WHAT THE TASK REQUIRES: All of the lines below are to be transcribed faithfully, with pictures excluded from the copy.
====== PROVIDED INFORMATION
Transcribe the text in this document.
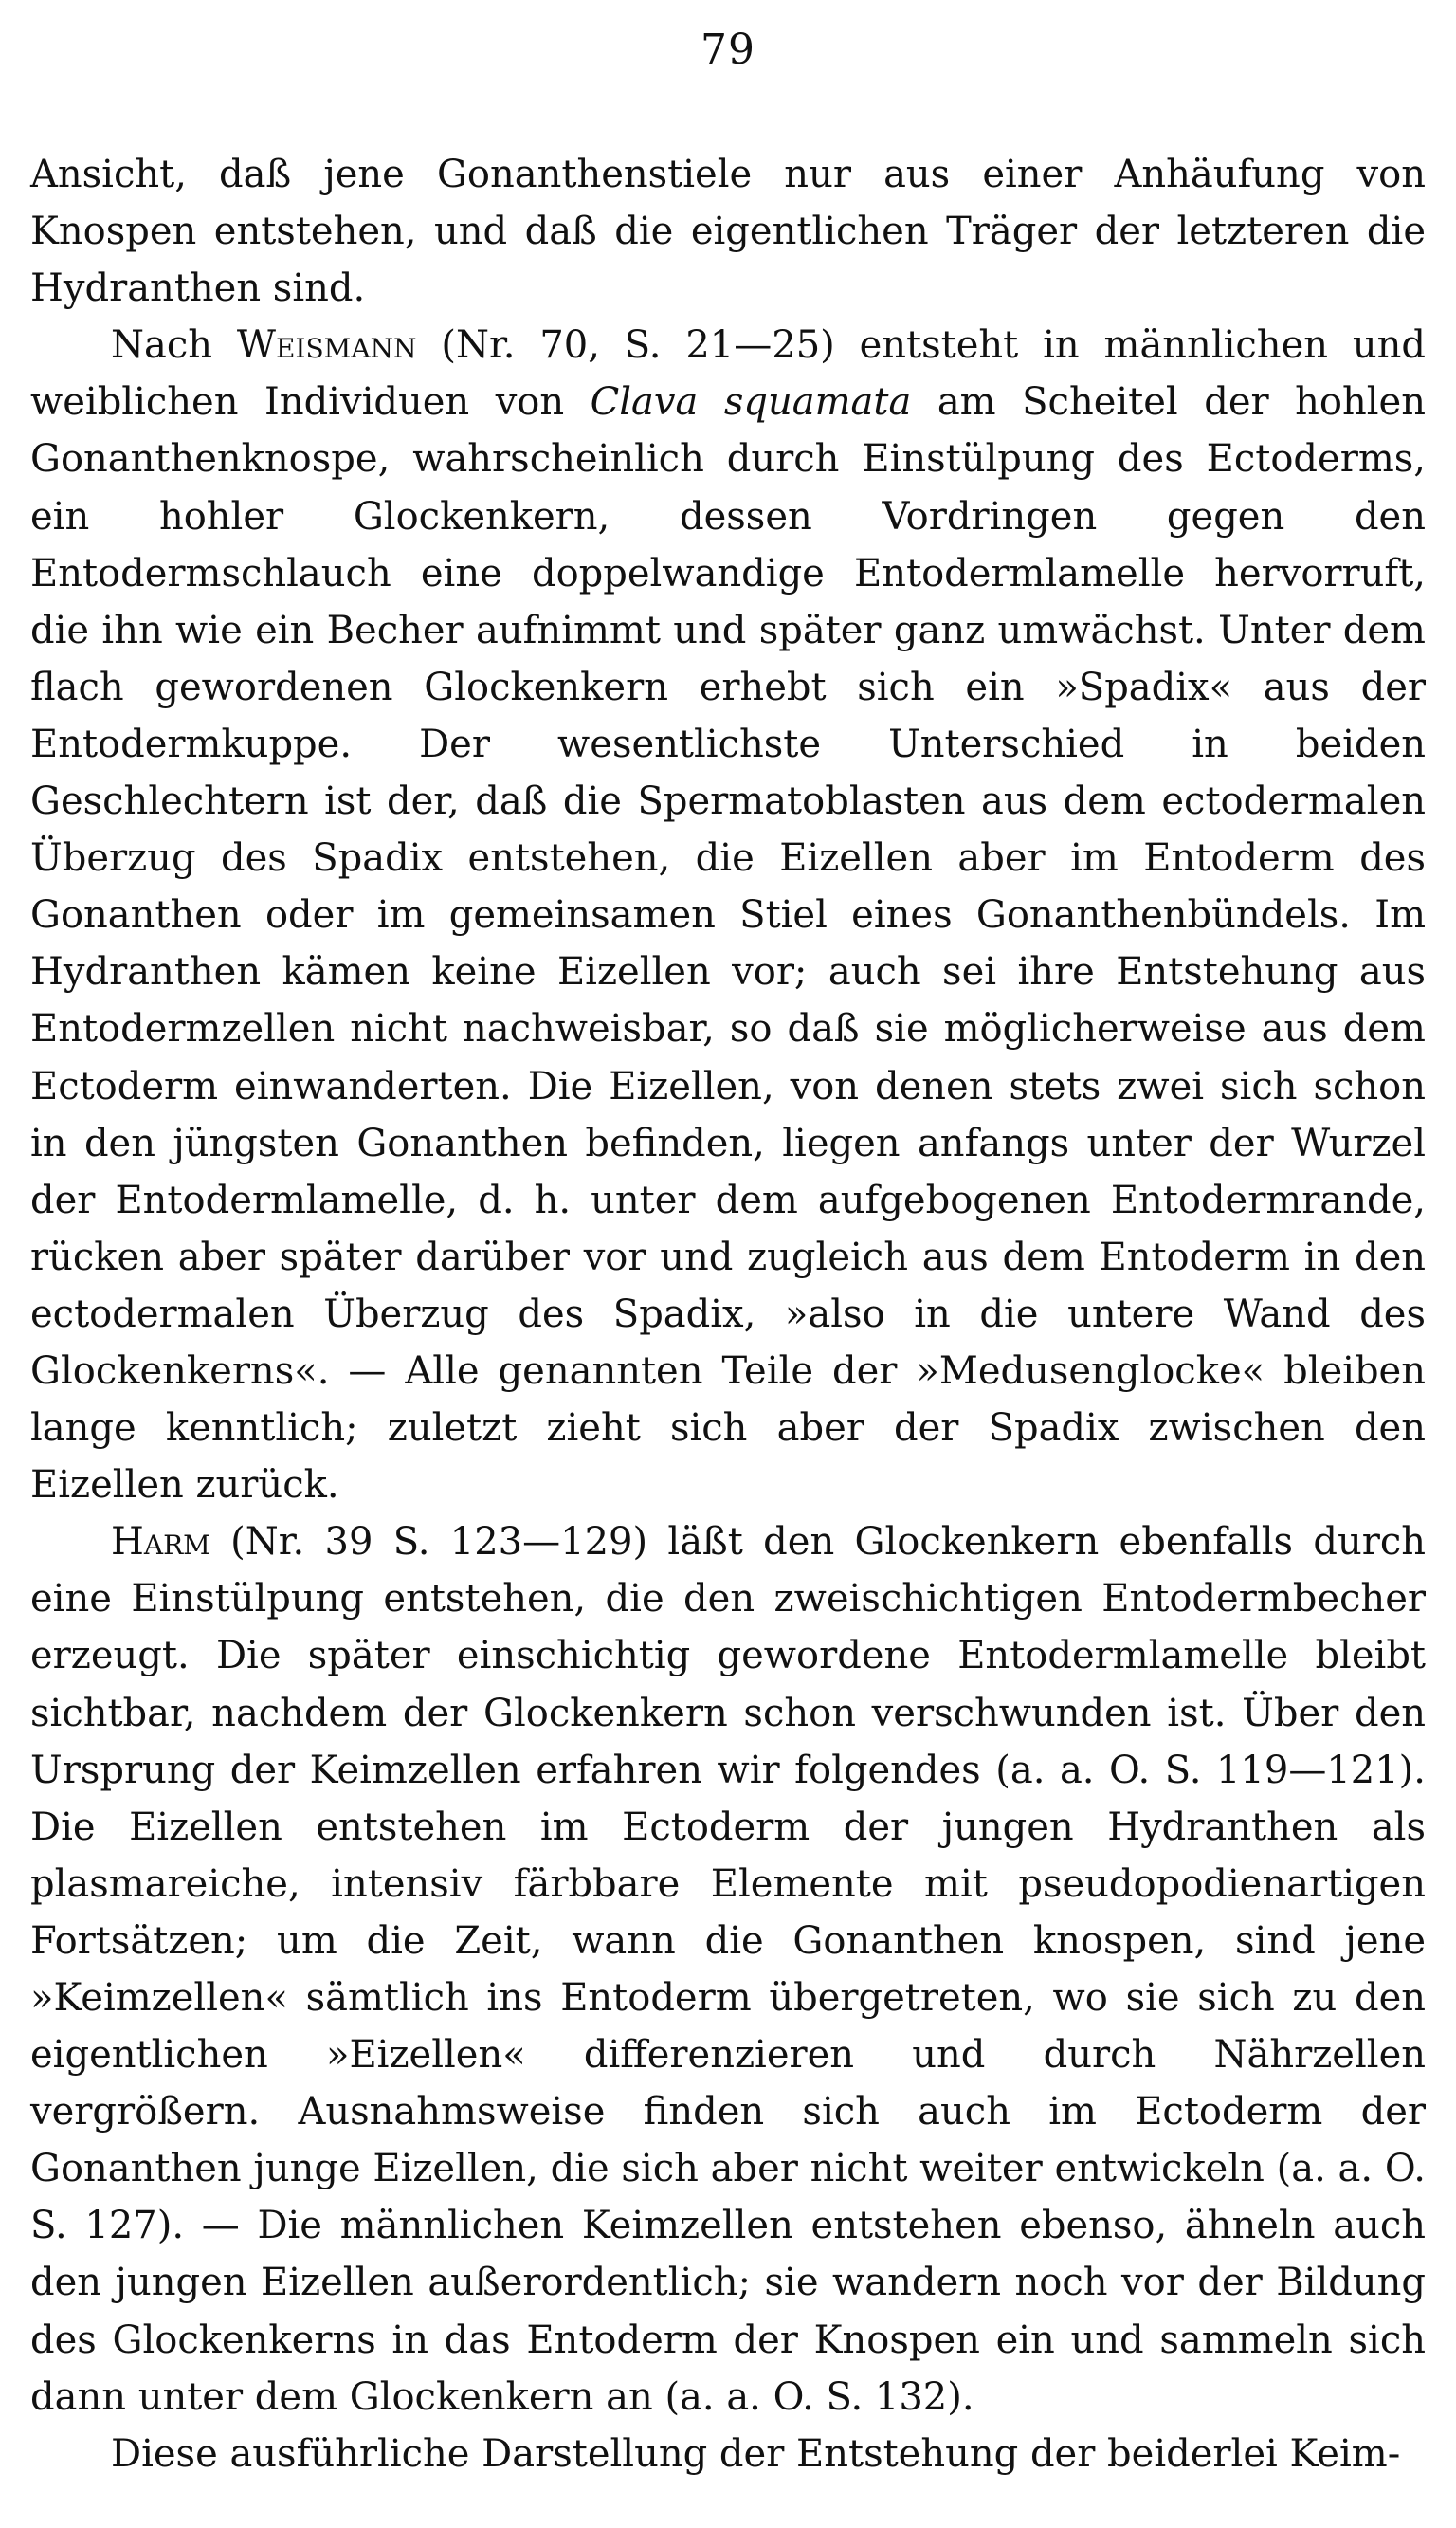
79

Ansicht, daß jene Gonanthenstiele nur aus einer Anhäufung von Knospen entstehen, und daß die eigentlichen Träger der letzteren die Hydranthen sind.

Nach Weismann (Nr. 70, S. 21—25) entsteht in männlichen und weiblichen Individuen von Clava squamata am Scheitel der hohlen Gonanthenknospe, wahrscheinlich durch Einstülpung des Ectoderms, ein hohler Glockenkern, dessen Vordringen gegen den Entodermschlauch eine doppelwandige Entodermlamelle hervorruft, die ihn wie ein Becher aufnimmt und später ganz umwächst. Unter dem flach gewordenen Glockenkern erhebt sich ein »Spadix« aus der Entodermkuppe. Der wesentlichste Unterschied in beiden Geschlechtern ist der, daß die Spermatoblasten aus dem ectodermalen Überzug des Spadix entstehen, die Eizellen aber im Entoderm des Gonanthen oder im gemeinsamen Stiel eines Gonanthenbündels. Im Hydranthen kämen keine Eizellen vor; auch sei ihre Entstehung aus Entodermzellen nicht nachweisbar, so daß sie möglicherweise aus dem Ectoderm einwanderten. Die Eizellen, von denen stets zwei sich schon in den jüngsten Gonanthen befinden, liegen anfangs unter der Wurzel der Entodermlamelle, d. h. unter dem aufgebogenen Entodermrande, rücken aber später darüber vor und zugleich aus dem Entoderm in den ectodermalen Überzug des Spadix, »also in die untere Wand des Glockenkerns«. — Alle genannten Teile der »Medusenglocke« bleiben lange kenntlich; zuletzt zieht sich aber der Spadix zwischen den Eizellen zurück.

Harm (Nr. 39 S. 123—129) läßt den Glockenkern ebenfalls durch eine Einstülpung entstehen, die den zweischichtigen Entodermbecher erzeugt. Die später einschichtig gewordene Entodermlamelle bleibt sichtbar, nachdem der Glockenkern schon verschwunden ist. Über den Ursprung der Keimzellen erfahren wir folgendes (a. a. O. S. 119—121). Die Eizellen entstehen im Ectoderm der jungen Hydranthen als plasmareiche, intensiv färbbare Elemente mit pseudopodienartigen Fortsätzen; um die Zeit, wann die Gonanthen knospen, sind jene »Keimzellen« sämtlich ins Entoderm übergetreten, wo sie sich zu den eigentlichen »Eizellen« differenzieren und durch Nährzellen vergrößern. Ausnahmsweise finden sich auch im Ectoderm der Gonanthen junge Eizellen, die sich aber nicht weiter entwickeln (a. a. O. S. 127). — Die männlichen Keimzellen entstehen ebenso, ähneln auch den jungen Eizellen außerordentlich; sie wandern noch vor der Bildung des Glockenkerns in das Entoderm der Knospen ein und sammeln sich dann unter dem Glockenkern an (a. a. O. S. 132).

Diese ausführliche Darstellung der Entstehung der beiderlei Keim-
============
SOLUTION TO THIS PROBLEM:
Transcribe the text in this document.
79

Ansicht, daß jene Gonanthenstiele nur aus einer Anhäufung von Knospen entstehen, und daß die eigentlichen Träger der letzteren die Hydranthen sind.

Nach Weismann (Nr. 70, S. 21—25) entsteht in männlichen und weiblichen Individuen von Clava squamata am Scheitel der hohlen Gonanthenknospe, wahrscheinlich durch Einstülpung des Ectoderms, ein hohler Glockenkern, dessen Vordringen gegen den Entodermschlauch eine doppelwandige Entodermlamelle hervorruft, die ihn wie ein Becher aufnimmt und später ganz umwächst. Unter dem flach gewordenen Glockenkern erhebt sich ein »Spadix« aus der Entodermkuppe. Der wesentlichste Unterschied in beiden Geschlechtern ist der, daß die Spermatoblasten aus dem ectodermalen Überzug des Spadix entstehen, die Eizellen aber im Entoderm des Gonanthen oder im gemeinsamen Stiel eines Gonanthenbündels. Im Hydranthen kämen keine Eizellen vor; auch sei ihre Entstehung aus Entodermzellen nicht nachweisbar, so daß sie möglicherweise aus dem Ectoderm einwanderten. Die Eizellen, von denen stets zwei sich schon in den jüngsten Gonanthen befinden, liegen anfangs unter der Wurzel der Entodermlamelle, d. h. unter dem aufgebogenen Entodermrande, rücken aber später darüber vor und zugleich aus dem Entoderm in den ectodermalen Überzug des Spadix, »also in die untere Wand des Glockenkerns«. — Alle genannten Teile der »Medusenglocke« bleiben lange kenntlich; zuletzt zieht sich aber der Spadix zwischen den Eizellen zurück.

Harm (Nr. 39 S. 123—129) läßt den Glockenkern ebenfalls durch eine Einstülpung entstehen, die den zweischichtigen Entodermbecher erzeugt. Die später einschichtig gewordene Entodermlamelle bleibt sichtbar, nachdem der Glockenkern schon verschwunden ist. Über den Ursprung der Keimzellen erfahren wir folgendes (a. a. O. S. 119—121). Die Eizellen entstehen im Ectoderm der jungen Hydranthen als plasmareiche, intensiv färbbare Elemente mit pseudopodienartigen Fortsätzen; um die Zeit, wann die Gonanthen knospen, sind jene »Keimzellen« sämtlich ins Entoderm übergetreten, wo sie sich zu den eigentlichen »Eizellen« differenzieren und durch Nährzellen vergrößern. Ausnahmsweise finden sich auch im Ectoderm der Gonanthen junge Eizellen, die sich aber nicht weiter entwickeln (a. a. O. S. 127). — Die männlichen Keimzellen entstehen ebenso, ähneln auch den jungen Eizellen außerordentlich; sie wandern noch vor der Bildung des Glockenkerns in das Entoderm der Knospen ein und sammeln sich dann unter dem Glockenkern an (a. a. O. S. 132).

Diese ausführliche Darstellung der Entstehung der beiderlei Keim-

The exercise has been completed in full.